Unlike the Daoist priests on Tai Mountain, Daoist and Buddhist monks elsewhere
treated their creed as something more than an easy job on the state payroll. They
seriously practice their traditions, and apply the philosophy of their religious
traditions to their lives. Perhaps the best example of this is Mr. Song, the
Buddhist monk with whom I stayed at Kongtong Mountain. Even though he's a Buddhist monk, I'd go hiking with him every day to a nearby peak where he would burn incense, and on the way back he'd collect mushrooms. Every evening he, and friends of his who work for the mountains tourism services, would sit down to eat mushrooms and pinenuts, which according to Daoist mythology are the staple diet of those who wish to live in the mountains and attain immortality. Unlike most Chinese I talked with on trains and cabs, Mr. Song did not pepper me with questions about prices and wages in America - We'd talk about hiking, and finding local Daoist monks, friends of his who are experts in the local mythology. Without a doubt, this Buddhist monk, practicing both Buddhist and Daoist traditions, was the most fascinating character I met during my adventure in China.

Before experiencing religion in China itself, I had learned, and thus knew
intellectually, 1) that the Chinese blend their practice of Buddhism and Daoism on
an individual scale, and 2) that Buddhism has been the stronger of the two
traditions for the last millenium or so. Knowing these facts intellectually, though,
does not do reality justice. To hike along with a Buddhist monk on Kongtong Mountain
who in one breath invokes the name of a bodhisattva and in the next gathers
mushrooms in preparation for Daoist immortality, is a far cry from knowing
intellectually that many Buddhist gods are inspired by Daoist gods in the same way
that the Roman pantheon correlates with the Greek pantheon. Furthermore, the
contrast in practice of spiritual traditions between the most important mountain for
Chinese Buddhists, the Five Peaks (Wutai) Mountains, and the most important mountain in Daoist mythology, Tai Mountain, could not have been greater. In the Wutai Mountains, my cab driver one day showed me a secret book he'd received from his Buddhist meditation master that non-devotees are not supposed to peruse. He only
felt comfortable showing it to me because he knew that I could not easily read it.
This is the same cab driver who worships at a local dragon monument, and who, like a
local restaurant owner I got to know, can rattle off whole mythological stories like
they were fresh gossip. In contrast, at Tai Mountain, the priests at the most
important temple on the mountain did not even sell the Dao De Jing or books about
myths, let alone claim any knowledge of them. In the end, I learned more about
native Chinese mythology through the Buddhists I met than through the Daoists I met.
It was from Buddhists that I learned about dragons who write poetry and cure
blindness, and magical stones that cause their local climate to become more benign
and suitable for agriculture.

I did not expect, however, that tales of true love would be so important in Chinese
mythology. While Buddhist tales would focus on Chinese dragons and tigers being
turned into immense rocks, many of the Daoist tales priests chose to tell me were
really love stories, often with no magical or supernatural aspects to them at all.
In a way, this experience is a reflection of the primary role Daoism plays in
Chinese life today, where Daoist priests on Tai Mountain entertain couples hoping
for prosperous futures foretold by divination, but yet know no mythological tales to
share.

— Written request A —
Which mountains are named in the account of religion in China?
The entries that follow have no connection to the text.

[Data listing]
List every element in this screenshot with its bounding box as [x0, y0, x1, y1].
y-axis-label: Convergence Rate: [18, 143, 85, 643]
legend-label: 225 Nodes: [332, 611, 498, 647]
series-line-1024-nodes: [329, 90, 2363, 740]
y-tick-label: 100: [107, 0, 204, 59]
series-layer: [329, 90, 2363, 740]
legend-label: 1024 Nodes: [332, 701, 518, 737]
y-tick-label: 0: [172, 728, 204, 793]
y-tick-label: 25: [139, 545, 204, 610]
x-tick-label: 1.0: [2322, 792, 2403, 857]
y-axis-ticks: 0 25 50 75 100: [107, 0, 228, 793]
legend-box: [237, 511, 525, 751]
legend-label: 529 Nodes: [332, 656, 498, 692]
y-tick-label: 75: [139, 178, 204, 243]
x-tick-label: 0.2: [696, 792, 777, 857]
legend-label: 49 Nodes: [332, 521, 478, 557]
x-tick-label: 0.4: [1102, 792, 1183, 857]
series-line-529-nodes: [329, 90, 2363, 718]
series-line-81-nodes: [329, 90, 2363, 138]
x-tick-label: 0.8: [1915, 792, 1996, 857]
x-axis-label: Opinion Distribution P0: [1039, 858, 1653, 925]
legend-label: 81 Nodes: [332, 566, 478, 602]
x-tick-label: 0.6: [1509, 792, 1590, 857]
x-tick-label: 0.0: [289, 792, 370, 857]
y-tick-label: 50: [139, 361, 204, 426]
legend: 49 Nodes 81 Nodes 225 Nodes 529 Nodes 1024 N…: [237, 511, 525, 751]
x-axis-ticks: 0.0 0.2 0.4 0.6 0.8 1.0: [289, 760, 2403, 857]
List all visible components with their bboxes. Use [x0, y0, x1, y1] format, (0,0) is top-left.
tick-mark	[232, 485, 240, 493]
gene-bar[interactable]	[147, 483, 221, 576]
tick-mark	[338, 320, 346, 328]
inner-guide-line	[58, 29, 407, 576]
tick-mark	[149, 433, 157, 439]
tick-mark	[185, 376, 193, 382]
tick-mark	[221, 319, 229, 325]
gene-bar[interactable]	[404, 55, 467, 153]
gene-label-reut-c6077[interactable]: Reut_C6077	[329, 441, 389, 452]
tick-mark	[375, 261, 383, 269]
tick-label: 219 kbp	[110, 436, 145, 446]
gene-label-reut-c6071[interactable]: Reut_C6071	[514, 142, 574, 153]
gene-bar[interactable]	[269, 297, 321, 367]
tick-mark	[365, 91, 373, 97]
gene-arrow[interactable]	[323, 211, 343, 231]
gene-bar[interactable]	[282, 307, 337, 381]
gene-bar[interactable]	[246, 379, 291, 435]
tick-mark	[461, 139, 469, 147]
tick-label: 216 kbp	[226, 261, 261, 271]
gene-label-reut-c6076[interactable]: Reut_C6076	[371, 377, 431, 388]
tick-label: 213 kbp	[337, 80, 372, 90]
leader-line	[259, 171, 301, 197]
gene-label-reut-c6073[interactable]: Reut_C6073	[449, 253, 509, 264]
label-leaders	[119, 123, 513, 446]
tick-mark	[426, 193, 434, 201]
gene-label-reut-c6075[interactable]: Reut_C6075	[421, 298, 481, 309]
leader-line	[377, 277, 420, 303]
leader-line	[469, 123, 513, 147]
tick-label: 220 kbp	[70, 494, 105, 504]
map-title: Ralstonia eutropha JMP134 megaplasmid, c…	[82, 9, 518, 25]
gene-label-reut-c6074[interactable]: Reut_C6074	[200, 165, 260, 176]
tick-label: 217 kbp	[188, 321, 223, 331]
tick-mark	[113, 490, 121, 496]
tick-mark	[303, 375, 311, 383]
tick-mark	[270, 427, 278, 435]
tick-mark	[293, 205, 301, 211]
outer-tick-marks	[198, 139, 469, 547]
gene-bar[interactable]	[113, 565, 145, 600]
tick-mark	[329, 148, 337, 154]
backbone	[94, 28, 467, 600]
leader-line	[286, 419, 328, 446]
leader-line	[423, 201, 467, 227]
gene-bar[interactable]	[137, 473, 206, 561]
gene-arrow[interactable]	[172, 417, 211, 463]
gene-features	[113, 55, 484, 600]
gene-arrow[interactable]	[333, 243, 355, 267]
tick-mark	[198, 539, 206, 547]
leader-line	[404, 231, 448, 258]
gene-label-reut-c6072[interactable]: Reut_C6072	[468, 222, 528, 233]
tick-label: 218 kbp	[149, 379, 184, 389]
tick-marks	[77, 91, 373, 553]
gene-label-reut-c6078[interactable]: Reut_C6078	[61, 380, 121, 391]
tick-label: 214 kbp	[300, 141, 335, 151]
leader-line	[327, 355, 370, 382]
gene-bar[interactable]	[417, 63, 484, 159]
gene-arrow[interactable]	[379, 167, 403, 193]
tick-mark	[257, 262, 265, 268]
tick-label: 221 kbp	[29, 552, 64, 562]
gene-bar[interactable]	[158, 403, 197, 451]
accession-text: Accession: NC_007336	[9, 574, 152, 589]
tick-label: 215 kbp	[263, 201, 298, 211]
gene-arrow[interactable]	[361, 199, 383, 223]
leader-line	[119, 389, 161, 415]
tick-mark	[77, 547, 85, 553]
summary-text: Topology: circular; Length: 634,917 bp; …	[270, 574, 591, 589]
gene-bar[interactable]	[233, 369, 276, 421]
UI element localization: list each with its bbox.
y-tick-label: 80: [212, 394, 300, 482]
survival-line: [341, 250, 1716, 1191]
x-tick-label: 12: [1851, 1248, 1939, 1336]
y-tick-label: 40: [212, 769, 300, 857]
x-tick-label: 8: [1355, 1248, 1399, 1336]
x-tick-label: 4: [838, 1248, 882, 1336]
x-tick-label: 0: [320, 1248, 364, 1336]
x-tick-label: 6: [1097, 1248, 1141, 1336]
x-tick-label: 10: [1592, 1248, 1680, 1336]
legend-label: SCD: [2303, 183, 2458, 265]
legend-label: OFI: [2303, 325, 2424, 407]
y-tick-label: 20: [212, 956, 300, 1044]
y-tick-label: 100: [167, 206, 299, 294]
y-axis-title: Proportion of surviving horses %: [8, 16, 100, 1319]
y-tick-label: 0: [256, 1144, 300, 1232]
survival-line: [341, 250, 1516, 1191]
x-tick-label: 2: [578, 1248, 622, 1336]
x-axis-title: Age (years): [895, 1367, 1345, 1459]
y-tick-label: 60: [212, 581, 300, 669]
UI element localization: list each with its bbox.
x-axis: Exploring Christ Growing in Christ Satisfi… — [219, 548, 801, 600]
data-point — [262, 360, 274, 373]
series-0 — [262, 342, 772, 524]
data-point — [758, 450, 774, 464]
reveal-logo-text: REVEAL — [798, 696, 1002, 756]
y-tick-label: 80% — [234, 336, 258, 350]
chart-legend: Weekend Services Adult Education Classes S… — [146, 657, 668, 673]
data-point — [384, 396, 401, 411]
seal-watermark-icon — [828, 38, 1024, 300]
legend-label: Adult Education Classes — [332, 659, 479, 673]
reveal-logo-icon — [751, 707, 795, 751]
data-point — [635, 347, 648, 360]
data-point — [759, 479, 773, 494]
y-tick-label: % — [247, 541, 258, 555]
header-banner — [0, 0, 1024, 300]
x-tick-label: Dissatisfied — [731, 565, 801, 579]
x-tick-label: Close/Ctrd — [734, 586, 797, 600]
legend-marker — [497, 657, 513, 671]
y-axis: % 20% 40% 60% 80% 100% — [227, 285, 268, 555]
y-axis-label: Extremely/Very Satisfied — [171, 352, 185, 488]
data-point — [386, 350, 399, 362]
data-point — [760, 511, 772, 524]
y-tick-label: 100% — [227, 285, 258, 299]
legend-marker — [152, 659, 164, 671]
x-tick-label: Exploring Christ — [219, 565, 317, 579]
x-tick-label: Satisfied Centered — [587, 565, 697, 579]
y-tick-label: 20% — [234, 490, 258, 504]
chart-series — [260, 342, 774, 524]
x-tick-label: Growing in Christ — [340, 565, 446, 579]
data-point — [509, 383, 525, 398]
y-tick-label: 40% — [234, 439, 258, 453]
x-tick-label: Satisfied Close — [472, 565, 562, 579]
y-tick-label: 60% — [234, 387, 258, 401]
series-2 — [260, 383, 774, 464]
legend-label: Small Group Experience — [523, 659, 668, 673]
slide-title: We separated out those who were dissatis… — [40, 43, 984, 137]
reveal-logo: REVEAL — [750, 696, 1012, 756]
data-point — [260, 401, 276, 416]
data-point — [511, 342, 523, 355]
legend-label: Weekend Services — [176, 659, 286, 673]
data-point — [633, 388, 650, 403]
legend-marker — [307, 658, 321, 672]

— Written request B —
Which lines of the entries contain the string "arrow"? Gather every one of them, treating case as significant.

— Final answer A —
Tai Mountain, Kongtong Mountain, and the Five Peaks (Wutai) Mountains.

— Final answer B —
gene-arrow[interactable]	[323, 211, 343, 231]
gene-arrow[interactable]	[172, 417, 211, 463]
gene-arrow[interactable]	[333, 243, 355, 267]
gene-arrow[interactable]	[379, 167, 403, 193]
gene-arrow[interactable]	[361, 199, 383, 223]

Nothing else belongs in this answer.